Stored items from a collection
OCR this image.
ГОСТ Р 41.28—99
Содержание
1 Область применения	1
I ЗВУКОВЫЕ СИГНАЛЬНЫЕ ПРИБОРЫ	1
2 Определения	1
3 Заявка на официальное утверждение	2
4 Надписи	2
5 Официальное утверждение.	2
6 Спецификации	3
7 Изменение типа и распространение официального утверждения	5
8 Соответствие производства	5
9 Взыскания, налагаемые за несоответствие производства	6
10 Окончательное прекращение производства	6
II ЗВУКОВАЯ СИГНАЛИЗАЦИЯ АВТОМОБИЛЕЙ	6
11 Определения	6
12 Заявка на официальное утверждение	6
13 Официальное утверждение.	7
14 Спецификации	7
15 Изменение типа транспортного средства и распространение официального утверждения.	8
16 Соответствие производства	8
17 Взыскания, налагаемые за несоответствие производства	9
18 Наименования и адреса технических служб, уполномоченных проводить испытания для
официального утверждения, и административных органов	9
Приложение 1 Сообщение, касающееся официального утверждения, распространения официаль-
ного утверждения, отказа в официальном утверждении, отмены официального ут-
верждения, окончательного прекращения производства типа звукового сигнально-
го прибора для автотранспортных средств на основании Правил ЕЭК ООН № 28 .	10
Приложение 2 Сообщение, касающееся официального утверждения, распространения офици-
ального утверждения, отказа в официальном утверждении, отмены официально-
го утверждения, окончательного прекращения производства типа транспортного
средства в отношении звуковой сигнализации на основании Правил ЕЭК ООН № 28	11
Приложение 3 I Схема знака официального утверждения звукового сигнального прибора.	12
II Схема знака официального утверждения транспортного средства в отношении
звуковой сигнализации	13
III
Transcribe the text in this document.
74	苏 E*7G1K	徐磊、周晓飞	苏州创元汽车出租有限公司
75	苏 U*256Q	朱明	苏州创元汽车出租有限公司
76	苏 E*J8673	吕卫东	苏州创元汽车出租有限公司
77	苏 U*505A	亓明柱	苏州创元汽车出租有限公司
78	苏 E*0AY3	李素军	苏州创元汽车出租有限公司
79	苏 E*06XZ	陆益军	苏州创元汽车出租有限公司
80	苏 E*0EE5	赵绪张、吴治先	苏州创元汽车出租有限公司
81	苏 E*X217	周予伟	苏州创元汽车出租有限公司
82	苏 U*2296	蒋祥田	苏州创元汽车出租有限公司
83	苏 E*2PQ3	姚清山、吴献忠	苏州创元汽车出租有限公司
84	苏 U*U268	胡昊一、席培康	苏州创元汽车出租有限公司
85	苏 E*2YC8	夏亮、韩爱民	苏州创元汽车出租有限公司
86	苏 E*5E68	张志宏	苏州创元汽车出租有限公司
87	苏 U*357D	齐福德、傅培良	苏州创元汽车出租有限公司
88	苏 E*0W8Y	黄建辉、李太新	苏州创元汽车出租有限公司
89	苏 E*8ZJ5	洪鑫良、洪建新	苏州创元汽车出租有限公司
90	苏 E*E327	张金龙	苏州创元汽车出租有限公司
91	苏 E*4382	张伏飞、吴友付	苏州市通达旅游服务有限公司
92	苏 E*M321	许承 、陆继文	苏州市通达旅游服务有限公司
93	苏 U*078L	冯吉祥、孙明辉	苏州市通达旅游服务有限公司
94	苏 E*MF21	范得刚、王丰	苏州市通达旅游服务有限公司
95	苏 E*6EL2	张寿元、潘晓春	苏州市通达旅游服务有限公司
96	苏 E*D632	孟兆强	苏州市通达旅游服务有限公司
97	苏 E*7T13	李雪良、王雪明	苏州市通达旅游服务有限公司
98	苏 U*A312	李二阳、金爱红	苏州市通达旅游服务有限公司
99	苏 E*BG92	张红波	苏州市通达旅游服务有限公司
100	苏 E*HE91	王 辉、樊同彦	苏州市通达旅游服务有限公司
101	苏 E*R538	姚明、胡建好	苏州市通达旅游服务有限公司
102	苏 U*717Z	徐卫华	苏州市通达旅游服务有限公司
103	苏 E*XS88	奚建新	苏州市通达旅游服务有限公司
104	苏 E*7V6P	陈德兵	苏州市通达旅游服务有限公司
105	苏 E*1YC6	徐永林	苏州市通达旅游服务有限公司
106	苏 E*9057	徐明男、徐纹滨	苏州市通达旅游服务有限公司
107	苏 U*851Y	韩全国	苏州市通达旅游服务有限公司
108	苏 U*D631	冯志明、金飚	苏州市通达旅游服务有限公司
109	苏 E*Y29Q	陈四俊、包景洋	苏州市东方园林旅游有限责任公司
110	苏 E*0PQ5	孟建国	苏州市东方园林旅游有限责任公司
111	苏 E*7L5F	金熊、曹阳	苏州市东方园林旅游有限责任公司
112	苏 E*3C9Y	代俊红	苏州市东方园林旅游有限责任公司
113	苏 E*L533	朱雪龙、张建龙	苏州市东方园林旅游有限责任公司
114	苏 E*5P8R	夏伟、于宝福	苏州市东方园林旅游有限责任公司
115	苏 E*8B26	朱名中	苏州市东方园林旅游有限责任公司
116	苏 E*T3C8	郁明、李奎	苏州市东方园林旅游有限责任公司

Set task: Tally the lines in the entries above that hold the word "распространения". Reply with nothing but that count.

Answer to this task: 2